* _STATED GOAL_:
Without including any images, reproduce each entry exactly.

* _DATA SUPPLIED_:

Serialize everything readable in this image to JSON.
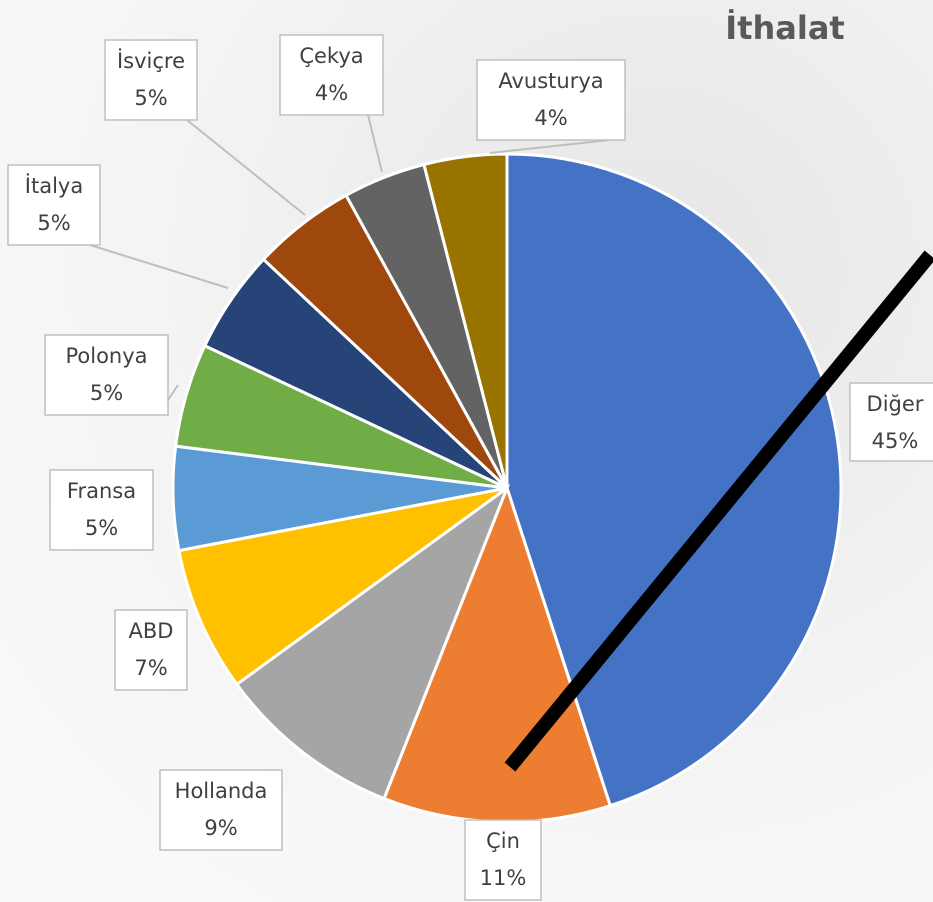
{
  "chart_data": {
    "type": "pie",
    "title": "İthalat",
    "categories": [
      "Diğer",
      "Çin",
      "Hollanda",
      "ABD",
      "Fransa",
      "Polonya",
      "İtalya",
      "İsviçre",
      "Çekya",
      "Avusturya"
    ],
    "values": [
      45,
      11,
      9,
      7,
      5,
      5,
      5,
      5,
      4,
      4
    ],
    "value_labels": [
      "45%",
      "11%",
      "9%",
      "7%",
      "5%",
      "5%",
      "5%",
      "5%",
      "4%",
      "4%"
    ],
    "colors": [
      "#4472c4",
      "#ed7d31",
      "#a5a5a5",
      "#ffc000",
      "#5b9bd5",
      "#70ad47",
      "#264478",
      "#9e480e",
      "#636363",
      "#997300"
    ]
  }
}
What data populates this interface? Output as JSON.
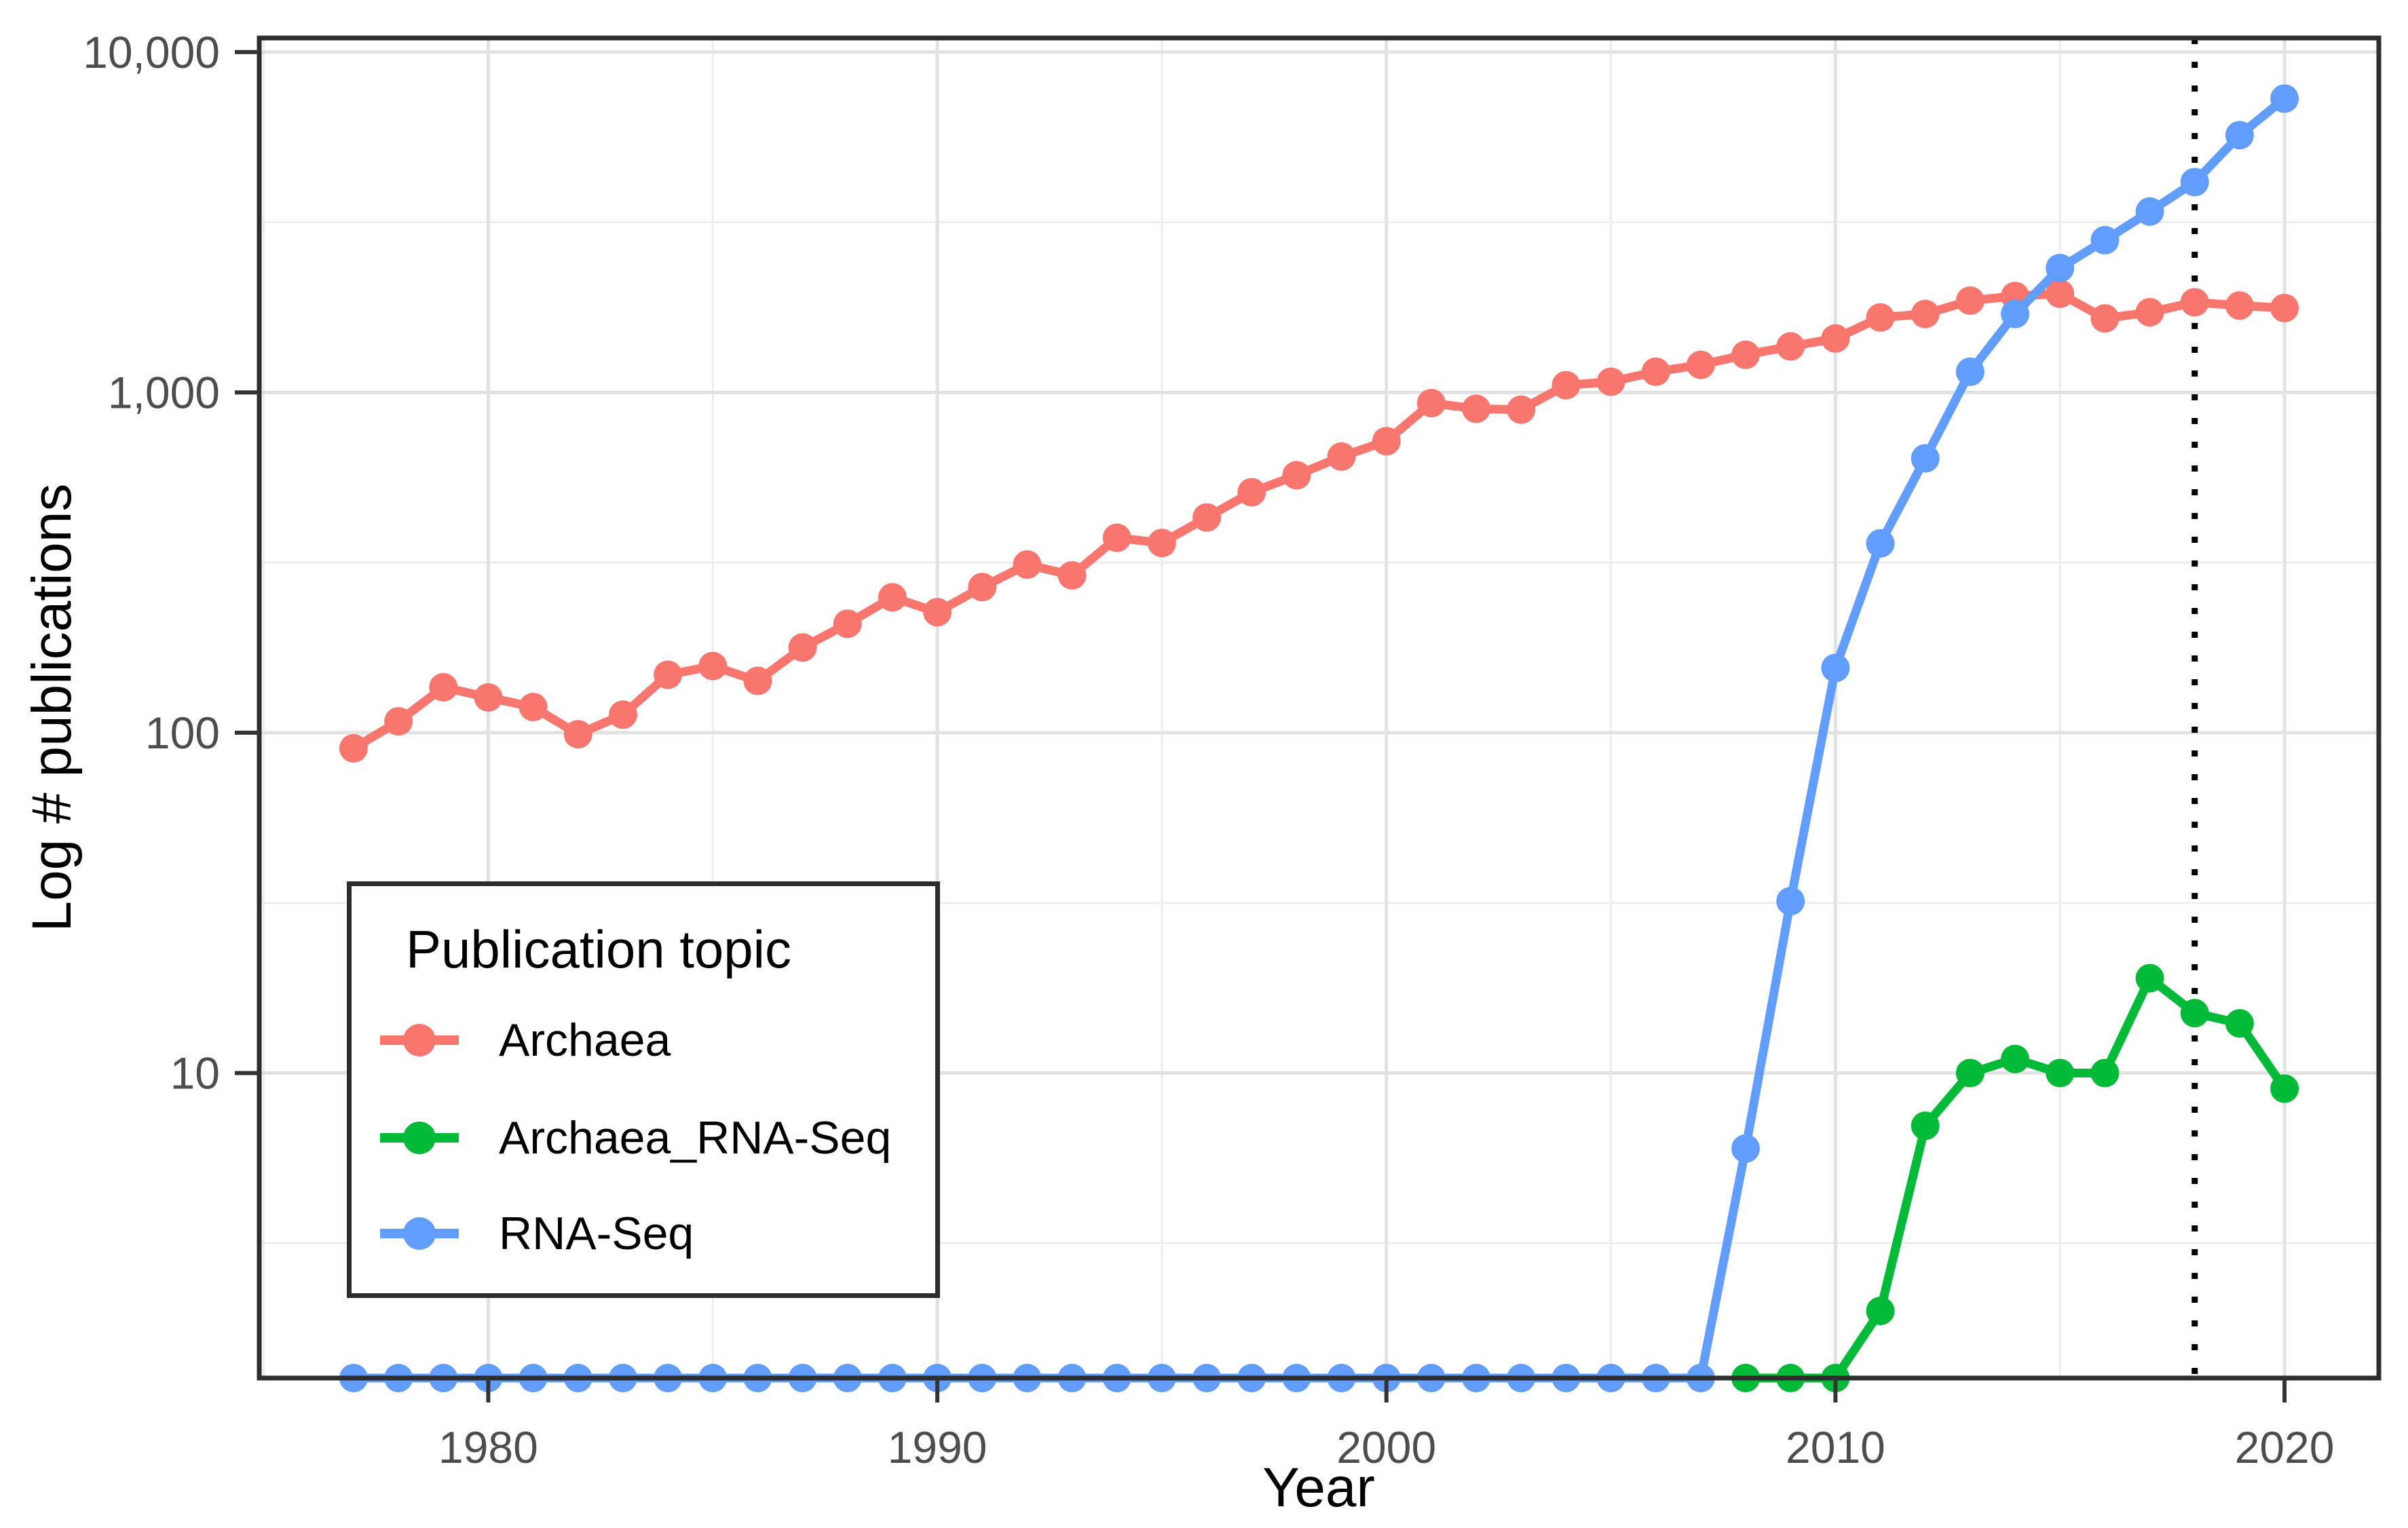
{
  "figure": {
    "x_axis_title": "Year",
    "y_axis_title": "Log # publications"
  },
  "legend": {
    "title": "Publication topic",
    "items": [
      {
        "label": "Archaea",
        "color": "#F8766D"
      },
      {
        "label": "Archaea_RNA-Seq",
        "color": "#00BA38"
      },
      {
        "label": "RNA-Seq",
        "color": "#619CFF"
      }
    ]
  },
  "chart_data": {
    "type": "line",
    "title": "",
    "xlabel": "Year",
    "ylabel": "Log # publications",
    "y_scale": "log10",
    "grid": "major+minor",
    "legend_position": "inside-bottom-left",
    "xlim": [
      1974.9,
      2022.1
    ],
    "ylim": [
      1.27,
      11000
    ],
    "x_ticks": [
      1980,
      1990,
      2000,
      2010,
      2020
    ],
    "x_minor_ticks": [
      1975,
      1985,
      1995,
      2005,
      2015
    ],
    "y_ticks": [
      10,
      100,
      1000,
      10000
    ],
    "y_tick_labels": [
      "10",
      "100",
      "1,000",
      "10,000"
    ],
    "y_minor_gridlines": [
      3.162,
      31.62,
      316.2,
      3162
    ],
    "vline": {
      "x": 2018,
      "linetype": "dotted",
      "color": "#000000"
    },
    "series": [
      {
        "name": "Archaea",
        "color": "#F8766D",
        "x": [
          1977,
          1978,
          1979,
          1980,
          1981,
          1982,
          1983,
          1984,
          1985,
          1986,
          1987,
          1988,
          1989,
          1990,
          1991,
          1992,
          1993,
          1994,
          1995,
          1996,
          1997,
          1998,
          1999,
          2000,
          2001,
          2002,
          2003,
          2004,
          2005,
          2006,
          2007,
          2008,
          2009,
          2010,
          2011,
          2012,
          2013,
          2014,
          2015,
          2016,
          2017,
          2018,
          2019,
          2020
        ],
        "values": [
          90,
          108,
          136,
          127,
          119,
          99,
          113,
          148,
          157,
          142,
          178,
          209,
          250,
          226,
          268,
          312,
          290,
          374,
          361,
          429,
          509,
          571,
          648,
          719,
          930,
          895,
          890,
          1050,
          1075,
          1150,
          1205,
          1290,
          1365,
          1440,
          1660,
          1700,
          1860,
          1920,
          1950,
          1650,
          1720,
          1840,
          1800,
          1770
        ]
      },
      {
        "name": "Archaea_RNA-Seq",
        "color": "#00BA38",
        "x": [
          2008,
          2009,
          2010,
          2011,
          2012,
          2013,
          2014,
          2015,
          2016,
          2017,
          2018,
          2019,
          2020
        ],
        "values": [
          1,
          1,
          1,
          2,
          7,
          10,
          11,
          10,
          10,
          19,
          15,
          14,
          9
        ]
      },
      {
        "name": "RNA-Seq",
        "color": "#619CFF",
        "x": [
          1977,
          1978,
          1979,
          1980,
          1981,
          1982,
          1983,
          1984,
          1985,
          1986,
          1987,
          1988,
          1989,
          1990,
          1991,
          1992,
          1993,
          1994,
          1995,
          1996,
          1997,
          1998,
          1999,
          2000,
          2001,
          2002,
          2003,
          2004,
          2005,
          2006,
          2007,
          2008,
          2009,
          2010,
          2011,
          2012,
          2013,
          2014,
          2015,
          2016,
          2017,
          2018,
          2019,
          2020
        ],
        "values": [
          1,
          1,
          1,
          1,
          1,
          1,
          1,
          1,
          1,
          1,
          1,
          1,
          1,
          1,
          1,
          1,
          1,
          1,
          1,
          1,
          1,
          1,
          1,
          1,
          1,
          1,
          1,
          1,
          1,
          1,
          1,
          6,
          32,
          155,
          360,
          640,
          1150,
          1700,
          2320,
          2800,
          3400,
          4150,
          5700,
          7300
        ]
      }
    ]
  }
}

* _WORKED ANSWER_:
Serialize everything readable in this image to JSON.
{
  "chart_data": {
    "type": "pie",
    "title": "İthalat",
    "categories": [
      "Diğer",
      "Çin",
      "Hollanda",
      "ABD",
      "Fransa",
      "Polonya",
      "İtalya",
      "İsviçre",
      "Çekya",
      "Avusturya"
    ],
    "values": [
      45,
      11,
      9,
      7,
      5,
      5,
      5,
      5,
      4,
      4
    ],
    "value_labels": [
      "45%",
      "11%",
      "9%",
      "7%",
      "5%",
      "5%",
      "5%",
      "5%",
      "4%",
      "4%"
    ],
    "colors": [
      "#4472c4",
      "#ed7d31",
      "#a5a5a5",
      "#ffc000",
      "#5b9bd5",
      "#70ad47",
      "#264478",
      "#9e480e",
      "#636363",
      "#997300"
    ]
  }
}
What data populates this interface? Output as JSON.
{
  "figure": {
    "x_axis_title": "Year",
    "y_axis_title": "Log # publications"
  },
  "legend": {
    "title": "Publication topic",
    "items": [
      {
        "label": "Archaea",
        "color": "#F8766D"
      },
      {
        "label": "Archaea_RNA-Seq",
        "color": "#00BA38"
      },
      {
        "label": "RNA-Seq",
        "color": "#619CFF"
      }
    ]
  },
  "chart_data": {
    "type": "line",
    "title": "",
    "xlabel": "Year",
    "ylabel": "Log # publications",
    "y_scale": "log10",
    "grid": "major+minor",
    "legend_position": "inside-bottom-left",
    "xlim": [
      1974.9,
      2022.1
    ],
    "ylim": [
      1.27,
      11000
    ],
    "x_ticks": [
      1980,
      1990,
      2000,
      2010,
      2020
    ],
    "x_minor_ticks": [
      1975,
      1985,
      1995,
      2005,
      2015
    ],
    "y_ticks": [
      10,
      100,
      1000,
      10000
    ],
    "y_tick_labels": [
      "10",
      "100",
      "1,000",
      "10,000"
    ],
    "y_minor_gridlines": [
      3.162,
      31.62,
      316.2,
      3162
    ],
    "vline": {
      "x": 2018,
      "linetype": "dotted",
      "color": "#000000"
    },
    "series": [
      {
        "name": "Archaea",
        "color": "#F8766D",
        "x": [
          1977,
          1978,
          1979,
          1980,
          1981,
          1982,
          1983,
          1984,
          1985,
          1986,
          1987,
          1988,
          1989,
          1990,
          1991,
          1992,
          1993,
          1994,
          1995,
          1996,
          1997,
          1998,
          1999,
          2000,
          2001,
          2002,
          2003,
          2004,
          2005,
          2006,
          2007,
          2008,
          2009,
          2010,
          2011,
          2012,
          2013,
          2014,
          2015,
          2016,
          2017,
          2018,
          2019,
          2020
        ],
        "values": [
          90,
          108,
          136,
          127,
          119,
          99,
          113,
          148,
          157,
          142,
          178,
          209,
          250,
          226,
          268,
          312,
          290,
          374,
          361,
          429,
          509,
          571,
          648,
          719,
          930,
          895,
          890,
          1050,
          1075,
          1150,
          1205,
          1290,
          1365,
          1440,
          1660,
          1700,
          1860,
          1920,
          1950,
          1650,
          1720,
          1840,
          1800,
          1770
        ]
      },
      {
        "name": "Archaea_RNA-Seq",
        "color": "#00BA38",
        "x": [
          2008,
          2009,
          2010,
          2011,
          2012,
          2013,
          2014,
          2015,
          2016,
          2017,
          2018,
          2019,
          2020
        ],
        "values": [
          1,
          1,
          1,
          2,
          7,
          10,
          11,
          10,
          10,
          19,
          15,
          14,
          9
        ]
      },
      {
        "name": "RNA-Seq",
        "color": "#619CFF",
        "x": [
          1977,
          1978,
          1979,
          1980,
          1981,
          1982,
          1983,
          1984,
          1985,
          1986,
          1987,
          1988,
          1989,
          1990,
          1991,
          1992,
          1993,
          1994,
          1995,
          1996,
          1997,
          1998,
          1999,
          2000,
          2001,
          2002,
          2003,
          2004,
          2005,
          2006,
          2007,
          2008,
          2009,
          2010,
          2011,
          2012,
          2013,
          2014,
          2015,
          2016,
          2017,
          2018,
          2019,
          2020
        ],
        "values": [
          1,
          1,
          1,
          1,
          1,
          1,
          1,
          1,
          1,
          1,
          1,
          1,
          1,
          1,
          1,
          1,
          1,
          1,
          1,
          1,
          1,
          1,
          1,
          1,
          1,
          1,
          1,
          1,
          1,
          1,
          1,
          6,
          32,
          155,
          360,
          640,
          1150,
          1700,
          2320,
          2800,
          3400,
          4150,
          5700,
          7300
        ]
      }
    ]
  }
}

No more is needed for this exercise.